JOB:
Below are some records. Copy every line in them that holds "SiOx".

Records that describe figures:
[BEGIN]

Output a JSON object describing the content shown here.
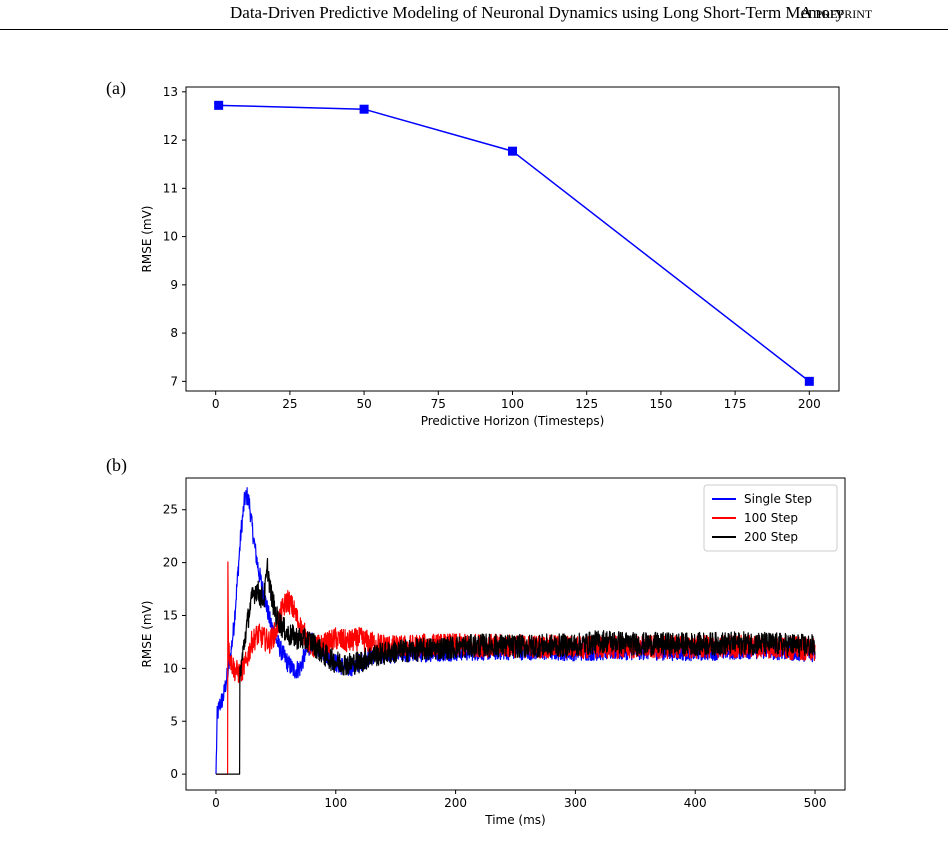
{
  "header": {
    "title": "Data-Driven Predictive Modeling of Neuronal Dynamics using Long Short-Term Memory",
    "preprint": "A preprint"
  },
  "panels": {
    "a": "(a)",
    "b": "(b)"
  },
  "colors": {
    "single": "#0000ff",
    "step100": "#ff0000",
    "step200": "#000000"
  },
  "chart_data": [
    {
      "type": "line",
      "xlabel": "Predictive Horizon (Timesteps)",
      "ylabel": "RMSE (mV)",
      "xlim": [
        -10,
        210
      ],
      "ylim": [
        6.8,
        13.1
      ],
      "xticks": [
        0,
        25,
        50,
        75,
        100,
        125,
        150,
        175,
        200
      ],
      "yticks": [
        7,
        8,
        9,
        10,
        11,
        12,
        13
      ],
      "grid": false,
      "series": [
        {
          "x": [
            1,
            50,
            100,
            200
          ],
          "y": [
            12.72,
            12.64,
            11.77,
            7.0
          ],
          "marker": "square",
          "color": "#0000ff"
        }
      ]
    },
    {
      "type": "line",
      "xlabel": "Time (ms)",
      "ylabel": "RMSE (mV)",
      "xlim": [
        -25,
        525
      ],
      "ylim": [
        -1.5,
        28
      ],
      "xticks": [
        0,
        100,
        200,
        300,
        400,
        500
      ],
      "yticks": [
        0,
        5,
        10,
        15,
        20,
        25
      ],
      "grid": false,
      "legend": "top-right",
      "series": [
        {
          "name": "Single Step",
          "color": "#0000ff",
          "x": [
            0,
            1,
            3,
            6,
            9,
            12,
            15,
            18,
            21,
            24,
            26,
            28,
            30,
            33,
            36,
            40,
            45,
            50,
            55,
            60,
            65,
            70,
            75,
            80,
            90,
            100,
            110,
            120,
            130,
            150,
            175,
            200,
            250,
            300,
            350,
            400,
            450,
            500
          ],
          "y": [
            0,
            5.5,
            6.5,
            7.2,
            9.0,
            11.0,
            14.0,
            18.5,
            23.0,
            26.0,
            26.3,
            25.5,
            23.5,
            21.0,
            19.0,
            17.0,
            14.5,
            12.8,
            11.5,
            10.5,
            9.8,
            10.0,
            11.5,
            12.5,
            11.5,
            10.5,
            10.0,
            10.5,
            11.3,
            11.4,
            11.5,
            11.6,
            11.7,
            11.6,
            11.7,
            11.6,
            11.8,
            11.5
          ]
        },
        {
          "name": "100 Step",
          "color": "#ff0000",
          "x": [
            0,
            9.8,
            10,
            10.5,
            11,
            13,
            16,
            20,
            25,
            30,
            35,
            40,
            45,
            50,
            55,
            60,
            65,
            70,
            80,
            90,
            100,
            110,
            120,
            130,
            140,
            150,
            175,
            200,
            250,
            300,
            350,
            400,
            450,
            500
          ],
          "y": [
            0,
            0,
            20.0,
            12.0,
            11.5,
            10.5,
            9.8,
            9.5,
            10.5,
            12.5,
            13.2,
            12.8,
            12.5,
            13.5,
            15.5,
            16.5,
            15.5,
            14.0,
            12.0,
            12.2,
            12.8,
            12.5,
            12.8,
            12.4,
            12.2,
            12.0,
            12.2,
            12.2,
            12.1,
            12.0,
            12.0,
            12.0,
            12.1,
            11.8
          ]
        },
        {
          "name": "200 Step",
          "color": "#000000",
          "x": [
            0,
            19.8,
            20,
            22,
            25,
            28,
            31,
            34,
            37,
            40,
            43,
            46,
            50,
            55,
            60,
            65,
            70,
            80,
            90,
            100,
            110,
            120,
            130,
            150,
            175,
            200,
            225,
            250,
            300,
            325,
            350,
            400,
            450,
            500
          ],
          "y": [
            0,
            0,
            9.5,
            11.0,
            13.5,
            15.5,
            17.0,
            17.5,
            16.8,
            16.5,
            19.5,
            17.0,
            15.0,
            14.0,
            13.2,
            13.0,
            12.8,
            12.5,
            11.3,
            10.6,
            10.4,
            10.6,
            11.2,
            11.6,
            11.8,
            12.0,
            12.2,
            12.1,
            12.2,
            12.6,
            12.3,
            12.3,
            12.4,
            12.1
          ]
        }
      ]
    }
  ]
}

[END]
[BEGIN]

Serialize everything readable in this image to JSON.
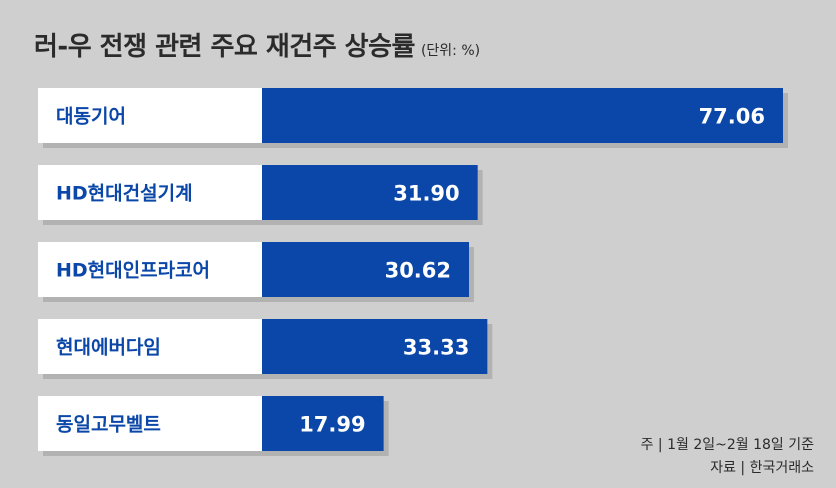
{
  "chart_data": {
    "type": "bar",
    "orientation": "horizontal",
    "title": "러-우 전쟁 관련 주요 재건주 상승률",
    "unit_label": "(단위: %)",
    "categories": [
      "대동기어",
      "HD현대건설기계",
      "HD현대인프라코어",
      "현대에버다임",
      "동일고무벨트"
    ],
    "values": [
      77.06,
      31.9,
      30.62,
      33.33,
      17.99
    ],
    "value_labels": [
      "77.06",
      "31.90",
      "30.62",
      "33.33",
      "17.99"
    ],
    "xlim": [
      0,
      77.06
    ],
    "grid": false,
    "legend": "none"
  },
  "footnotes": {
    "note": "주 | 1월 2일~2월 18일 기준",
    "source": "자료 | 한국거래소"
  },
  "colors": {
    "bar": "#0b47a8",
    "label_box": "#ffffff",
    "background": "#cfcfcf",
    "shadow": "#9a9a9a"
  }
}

[END]
[BEGIN]

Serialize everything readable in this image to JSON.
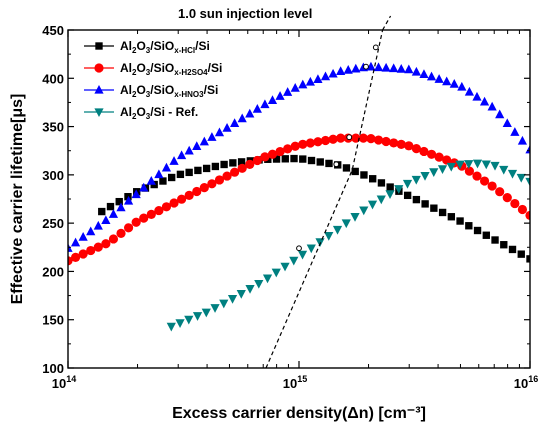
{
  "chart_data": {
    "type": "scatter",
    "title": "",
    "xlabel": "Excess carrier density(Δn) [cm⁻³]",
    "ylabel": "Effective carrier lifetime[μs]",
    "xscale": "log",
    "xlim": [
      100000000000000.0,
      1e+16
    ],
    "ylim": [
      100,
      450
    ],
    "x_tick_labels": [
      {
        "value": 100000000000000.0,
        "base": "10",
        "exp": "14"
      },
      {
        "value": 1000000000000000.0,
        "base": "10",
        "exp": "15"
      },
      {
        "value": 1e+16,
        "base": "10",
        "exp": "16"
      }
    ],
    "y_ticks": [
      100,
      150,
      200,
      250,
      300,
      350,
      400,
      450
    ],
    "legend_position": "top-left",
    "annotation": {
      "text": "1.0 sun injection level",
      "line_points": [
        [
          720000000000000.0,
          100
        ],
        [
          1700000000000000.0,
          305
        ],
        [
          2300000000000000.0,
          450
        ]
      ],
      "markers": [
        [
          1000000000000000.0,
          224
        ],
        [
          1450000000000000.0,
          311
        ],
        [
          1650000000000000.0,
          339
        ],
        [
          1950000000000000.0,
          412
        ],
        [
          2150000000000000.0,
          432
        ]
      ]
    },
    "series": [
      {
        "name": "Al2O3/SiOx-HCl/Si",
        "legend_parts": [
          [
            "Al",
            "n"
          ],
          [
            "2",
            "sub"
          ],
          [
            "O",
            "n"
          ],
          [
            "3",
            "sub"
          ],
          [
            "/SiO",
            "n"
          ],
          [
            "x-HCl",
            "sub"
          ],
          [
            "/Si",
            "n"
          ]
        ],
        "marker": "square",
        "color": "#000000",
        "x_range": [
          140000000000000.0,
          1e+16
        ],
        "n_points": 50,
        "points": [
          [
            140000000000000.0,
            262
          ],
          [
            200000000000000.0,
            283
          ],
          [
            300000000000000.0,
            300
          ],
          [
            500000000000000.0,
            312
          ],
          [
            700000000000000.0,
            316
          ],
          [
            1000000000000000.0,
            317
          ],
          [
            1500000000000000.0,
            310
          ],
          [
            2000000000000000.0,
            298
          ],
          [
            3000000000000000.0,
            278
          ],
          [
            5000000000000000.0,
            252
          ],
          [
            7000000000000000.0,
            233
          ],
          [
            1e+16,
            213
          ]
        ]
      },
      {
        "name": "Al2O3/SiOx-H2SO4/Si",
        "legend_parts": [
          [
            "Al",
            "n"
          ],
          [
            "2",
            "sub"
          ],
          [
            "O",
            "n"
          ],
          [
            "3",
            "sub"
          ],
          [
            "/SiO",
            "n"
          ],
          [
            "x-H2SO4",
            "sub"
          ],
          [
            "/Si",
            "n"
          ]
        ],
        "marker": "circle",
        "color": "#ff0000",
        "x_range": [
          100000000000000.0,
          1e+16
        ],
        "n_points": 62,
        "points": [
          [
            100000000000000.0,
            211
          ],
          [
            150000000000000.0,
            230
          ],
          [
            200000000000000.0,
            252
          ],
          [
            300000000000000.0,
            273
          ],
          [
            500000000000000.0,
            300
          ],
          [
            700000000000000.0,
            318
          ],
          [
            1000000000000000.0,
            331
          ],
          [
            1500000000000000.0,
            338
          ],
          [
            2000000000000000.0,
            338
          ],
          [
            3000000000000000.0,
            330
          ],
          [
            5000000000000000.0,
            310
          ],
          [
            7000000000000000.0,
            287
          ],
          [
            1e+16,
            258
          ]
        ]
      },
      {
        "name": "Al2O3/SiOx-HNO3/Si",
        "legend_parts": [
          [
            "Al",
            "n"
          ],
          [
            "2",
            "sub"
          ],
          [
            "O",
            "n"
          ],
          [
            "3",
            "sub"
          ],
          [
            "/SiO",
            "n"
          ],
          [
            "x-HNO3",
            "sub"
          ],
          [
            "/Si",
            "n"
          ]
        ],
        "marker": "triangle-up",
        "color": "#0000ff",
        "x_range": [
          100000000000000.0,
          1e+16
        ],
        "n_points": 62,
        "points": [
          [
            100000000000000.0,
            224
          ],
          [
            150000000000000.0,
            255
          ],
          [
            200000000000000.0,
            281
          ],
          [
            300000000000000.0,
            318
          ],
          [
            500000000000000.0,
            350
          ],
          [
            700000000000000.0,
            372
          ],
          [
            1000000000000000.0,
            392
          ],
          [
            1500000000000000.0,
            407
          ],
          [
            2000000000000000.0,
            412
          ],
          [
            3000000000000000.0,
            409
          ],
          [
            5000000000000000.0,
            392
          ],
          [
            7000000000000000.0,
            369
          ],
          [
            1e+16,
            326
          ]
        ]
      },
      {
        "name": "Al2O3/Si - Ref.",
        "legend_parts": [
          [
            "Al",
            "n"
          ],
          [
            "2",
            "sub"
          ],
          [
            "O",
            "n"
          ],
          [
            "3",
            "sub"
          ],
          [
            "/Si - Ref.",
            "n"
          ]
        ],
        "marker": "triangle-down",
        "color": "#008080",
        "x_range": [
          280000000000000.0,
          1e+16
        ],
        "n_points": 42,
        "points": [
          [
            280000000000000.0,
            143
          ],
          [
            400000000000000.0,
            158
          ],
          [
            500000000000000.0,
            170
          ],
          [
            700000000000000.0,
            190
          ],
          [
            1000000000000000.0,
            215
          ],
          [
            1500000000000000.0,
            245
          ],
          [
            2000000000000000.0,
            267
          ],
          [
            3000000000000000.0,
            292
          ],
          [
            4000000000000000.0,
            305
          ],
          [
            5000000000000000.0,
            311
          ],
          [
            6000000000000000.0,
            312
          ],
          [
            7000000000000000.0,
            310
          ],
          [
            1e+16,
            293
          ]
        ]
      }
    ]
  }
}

[END]

OUTPUT FOR THIS TASK:
        "name": "Al2O3/SiOx-HCl/Si",
        "name": "Al2O3/SiOx-H2SO4/Si",
        "name": "Al2O3/SiOx-HNO3/Si",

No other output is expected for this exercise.